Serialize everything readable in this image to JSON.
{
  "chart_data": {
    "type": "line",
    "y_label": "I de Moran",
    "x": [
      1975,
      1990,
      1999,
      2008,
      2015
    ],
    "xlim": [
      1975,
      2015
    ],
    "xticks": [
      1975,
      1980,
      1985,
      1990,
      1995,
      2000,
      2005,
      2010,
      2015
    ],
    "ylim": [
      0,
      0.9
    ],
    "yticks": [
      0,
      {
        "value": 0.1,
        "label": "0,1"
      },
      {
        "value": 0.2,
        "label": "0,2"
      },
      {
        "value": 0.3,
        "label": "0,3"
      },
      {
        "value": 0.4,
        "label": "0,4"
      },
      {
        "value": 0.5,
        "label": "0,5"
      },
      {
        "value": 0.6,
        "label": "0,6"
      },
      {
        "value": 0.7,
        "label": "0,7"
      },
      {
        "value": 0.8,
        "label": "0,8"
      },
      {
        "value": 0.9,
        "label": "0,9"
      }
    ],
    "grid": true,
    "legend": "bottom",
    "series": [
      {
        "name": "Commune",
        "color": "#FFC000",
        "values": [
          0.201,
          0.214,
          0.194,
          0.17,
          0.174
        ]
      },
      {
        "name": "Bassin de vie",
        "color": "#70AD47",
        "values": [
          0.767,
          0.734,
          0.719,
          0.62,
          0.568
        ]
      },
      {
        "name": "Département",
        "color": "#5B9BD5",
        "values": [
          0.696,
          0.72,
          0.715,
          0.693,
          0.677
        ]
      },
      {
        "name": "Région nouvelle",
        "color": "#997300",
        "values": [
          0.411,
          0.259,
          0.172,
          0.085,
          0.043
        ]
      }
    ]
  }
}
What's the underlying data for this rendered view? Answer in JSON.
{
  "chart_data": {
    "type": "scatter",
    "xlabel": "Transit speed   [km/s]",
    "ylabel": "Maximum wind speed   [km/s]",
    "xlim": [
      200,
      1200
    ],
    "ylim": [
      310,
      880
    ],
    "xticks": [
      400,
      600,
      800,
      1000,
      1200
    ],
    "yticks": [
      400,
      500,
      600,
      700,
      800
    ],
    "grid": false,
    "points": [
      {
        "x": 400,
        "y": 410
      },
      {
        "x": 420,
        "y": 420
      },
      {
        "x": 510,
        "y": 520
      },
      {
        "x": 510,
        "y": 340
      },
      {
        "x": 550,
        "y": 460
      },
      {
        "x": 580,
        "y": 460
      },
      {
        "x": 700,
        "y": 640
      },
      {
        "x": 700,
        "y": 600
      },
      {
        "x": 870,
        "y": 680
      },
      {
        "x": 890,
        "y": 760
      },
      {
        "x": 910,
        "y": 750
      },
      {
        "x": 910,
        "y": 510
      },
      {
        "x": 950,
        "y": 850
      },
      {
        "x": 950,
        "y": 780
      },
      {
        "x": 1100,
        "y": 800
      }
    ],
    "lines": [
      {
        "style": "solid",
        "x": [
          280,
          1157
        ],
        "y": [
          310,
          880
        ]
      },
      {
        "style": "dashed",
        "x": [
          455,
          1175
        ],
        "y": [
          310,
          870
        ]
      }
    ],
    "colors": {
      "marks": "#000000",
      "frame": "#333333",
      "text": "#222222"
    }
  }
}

## Task brief
Reply with one number only: how many lines of the listing hold "this"?

## Task answer
2